Entries from a data collection:
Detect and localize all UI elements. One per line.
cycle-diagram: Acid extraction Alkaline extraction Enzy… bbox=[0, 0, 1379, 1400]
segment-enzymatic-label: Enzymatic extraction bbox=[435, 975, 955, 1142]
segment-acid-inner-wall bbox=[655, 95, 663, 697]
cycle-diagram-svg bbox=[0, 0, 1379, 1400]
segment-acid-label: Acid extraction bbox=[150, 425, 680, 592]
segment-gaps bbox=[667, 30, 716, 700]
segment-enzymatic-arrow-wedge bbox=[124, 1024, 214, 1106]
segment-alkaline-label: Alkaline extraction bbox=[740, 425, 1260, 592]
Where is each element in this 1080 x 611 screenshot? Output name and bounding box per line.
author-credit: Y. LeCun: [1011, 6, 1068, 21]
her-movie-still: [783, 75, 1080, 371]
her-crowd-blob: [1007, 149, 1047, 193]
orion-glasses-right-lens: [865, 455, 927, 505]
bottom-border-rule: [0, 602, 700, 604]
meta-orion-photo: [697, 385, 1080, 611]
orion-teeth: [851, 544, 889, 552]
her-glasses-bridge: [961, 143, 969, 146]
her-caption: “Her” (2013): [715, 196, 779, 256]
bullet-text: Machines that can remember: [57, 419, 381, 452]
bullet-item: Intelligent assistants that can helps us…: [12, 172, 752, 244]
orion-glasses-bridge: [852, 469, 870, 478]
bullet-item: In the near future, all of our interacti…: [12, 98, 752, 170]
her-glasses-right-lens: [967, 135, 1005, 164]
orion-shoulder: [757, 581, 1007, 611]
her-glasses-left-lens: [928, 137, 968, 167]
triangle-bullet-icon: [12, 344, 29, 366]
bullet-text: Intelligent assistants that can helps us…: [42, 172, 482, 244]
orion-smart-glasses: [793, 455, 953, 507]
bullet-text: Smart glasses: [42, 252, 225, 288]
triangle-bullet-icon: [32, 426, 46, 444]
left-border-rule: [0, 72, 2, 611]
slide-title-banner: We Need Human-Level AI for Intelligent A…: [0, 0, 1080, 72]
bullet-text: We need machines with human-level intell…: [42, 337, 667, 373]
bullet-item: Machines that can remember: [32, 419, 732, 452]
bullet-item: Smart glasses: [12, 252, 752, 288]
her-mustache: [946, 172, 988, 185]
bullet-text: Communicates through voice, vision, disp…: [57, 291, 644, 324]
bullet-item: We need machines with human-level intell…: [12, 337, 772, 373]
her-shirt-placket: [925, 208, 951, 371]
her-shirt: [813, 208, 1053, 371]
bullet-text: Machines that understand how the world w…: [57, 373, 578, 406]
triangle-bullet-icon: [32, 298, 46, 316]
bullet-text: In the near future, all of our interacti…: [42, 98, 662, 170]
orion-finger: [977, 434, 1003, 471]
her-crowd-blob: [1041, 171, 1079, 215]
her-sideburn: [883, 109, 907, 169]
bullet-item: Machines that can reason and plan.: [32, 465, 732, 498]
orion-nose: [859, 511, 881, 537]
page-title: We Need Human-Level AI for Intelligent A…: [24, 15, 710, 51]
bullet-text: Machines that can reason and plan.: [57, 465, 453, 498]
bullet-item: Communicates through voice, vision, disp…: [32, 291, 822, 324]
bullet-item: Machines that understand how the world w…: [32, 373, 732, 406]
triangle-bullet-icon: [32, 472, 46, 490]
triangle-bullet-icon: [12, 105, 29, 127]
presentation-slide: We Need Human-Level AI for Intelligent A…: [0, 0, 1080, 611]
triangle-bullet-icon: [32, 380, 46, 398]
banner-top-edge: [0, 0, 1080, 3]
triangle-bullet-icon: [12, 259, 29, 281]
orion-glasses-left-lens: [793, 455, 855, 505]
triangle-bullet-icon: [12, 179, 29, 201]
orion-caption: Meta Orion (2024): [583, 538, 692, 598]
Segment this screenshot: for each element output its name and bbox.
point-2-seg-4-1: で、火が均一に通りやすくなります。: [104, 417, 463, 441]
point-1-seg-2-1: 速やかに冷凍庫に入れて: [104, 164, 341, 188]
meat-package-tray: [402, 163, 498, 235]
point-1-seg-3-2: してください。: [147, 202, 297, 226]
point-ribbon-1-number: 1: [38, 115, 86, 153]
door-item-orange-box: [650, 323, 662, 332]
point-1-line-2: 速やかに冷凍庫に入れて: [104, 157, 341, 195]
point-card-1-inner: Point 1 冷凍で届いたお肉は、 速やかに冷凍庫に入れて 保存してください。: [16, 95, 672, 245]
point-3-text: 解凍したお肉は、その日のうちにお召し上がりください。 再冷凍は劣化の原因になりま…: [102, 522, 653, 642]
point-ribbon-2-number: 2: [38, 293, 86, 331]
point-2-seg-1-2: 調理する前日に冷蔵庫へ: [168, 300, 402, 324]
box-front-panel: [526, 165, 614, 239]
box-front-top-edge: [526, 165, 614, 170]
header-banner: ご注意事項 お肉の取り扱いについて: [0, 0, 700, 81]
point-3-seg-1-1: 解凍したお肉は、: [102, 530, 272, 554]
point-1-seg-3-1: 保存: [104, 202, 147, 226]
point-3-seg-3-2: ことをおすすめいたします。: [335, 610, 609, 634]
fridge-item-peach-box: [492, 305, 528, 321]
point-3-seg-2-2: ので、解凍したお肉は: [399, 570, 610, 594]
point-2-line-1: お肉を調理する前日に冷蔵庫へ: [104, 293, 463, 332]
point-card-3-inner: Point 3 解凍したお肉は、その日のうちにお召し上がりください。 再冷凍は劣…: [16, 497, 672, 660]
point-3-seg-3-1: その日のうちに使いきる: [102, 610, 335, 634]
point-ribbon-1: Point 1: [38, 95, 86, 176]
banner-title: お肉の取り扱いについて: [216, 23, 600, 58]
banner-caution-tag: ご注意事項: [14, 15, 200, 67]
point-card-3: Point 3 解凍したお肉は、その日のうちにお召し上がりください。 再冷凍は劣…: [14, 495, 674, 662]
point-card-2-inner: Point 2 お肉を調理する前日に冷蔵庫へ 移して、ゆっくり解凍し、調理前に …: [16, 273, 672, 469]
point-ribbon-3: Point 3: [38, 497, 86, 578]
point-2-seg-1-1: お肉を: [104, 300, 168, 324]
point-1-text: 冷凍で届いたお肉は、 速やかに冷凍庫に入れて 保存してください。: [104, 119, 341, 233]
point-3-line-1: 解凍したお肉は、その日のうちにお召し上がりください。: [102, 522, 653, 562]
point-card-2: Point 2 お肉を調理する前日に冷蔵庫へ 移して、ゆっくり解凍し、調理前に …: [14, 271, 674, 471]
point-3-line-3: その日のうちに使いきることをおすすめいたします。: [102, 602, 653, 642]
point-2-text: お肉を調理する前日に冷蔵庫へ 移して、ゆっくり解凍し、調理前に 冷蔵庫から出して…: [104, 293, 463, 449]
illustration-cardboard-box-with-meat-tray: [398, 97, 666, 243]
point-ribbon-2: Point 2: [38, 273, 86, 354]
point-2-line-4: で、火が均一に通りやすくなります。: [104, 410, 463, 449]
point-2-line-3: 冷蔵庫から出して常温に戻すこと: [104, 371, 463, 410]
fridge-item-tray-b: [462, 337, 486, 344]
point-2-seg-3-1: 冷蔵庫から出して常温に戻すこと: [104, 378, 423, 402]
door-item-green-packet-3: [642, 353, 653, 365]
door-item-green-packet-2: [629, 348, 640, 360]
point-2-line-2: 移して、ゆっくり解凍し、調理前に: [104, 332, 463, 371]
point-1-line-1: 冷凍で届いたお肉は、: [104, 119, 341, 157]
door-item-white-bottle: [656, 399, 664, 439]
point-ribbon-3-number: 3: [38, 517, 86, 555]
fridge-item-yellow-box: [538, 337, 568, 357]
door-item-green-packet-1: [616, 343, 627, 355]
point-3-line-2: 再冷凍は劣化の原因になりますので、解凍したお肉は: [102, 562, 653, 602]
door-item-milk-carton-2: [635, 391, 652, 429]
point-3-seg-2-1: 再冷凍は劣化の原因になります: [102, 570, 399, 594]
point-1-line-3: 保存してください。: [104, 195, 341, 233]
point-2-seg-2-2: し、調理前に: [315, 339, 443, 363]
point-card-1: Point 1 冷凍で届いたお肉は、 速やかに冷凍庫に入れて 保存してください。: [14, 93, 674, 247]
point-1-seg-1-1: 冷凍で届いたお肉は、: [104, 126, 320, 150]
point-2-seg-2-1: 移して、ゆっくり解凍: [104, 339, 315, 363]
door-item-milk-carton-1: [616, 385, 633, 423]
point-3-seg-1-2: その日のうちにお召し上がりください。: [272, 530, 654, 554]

* **THE EXERCISE**:
Pick out and copy every line in the entries above that contains the word "rule". Case counts.

* **ANSWER TO THE TASK**:
bottom-border-rule: [0, 602, 700, 604]
left-border-rule: [0, 72, 2, 611]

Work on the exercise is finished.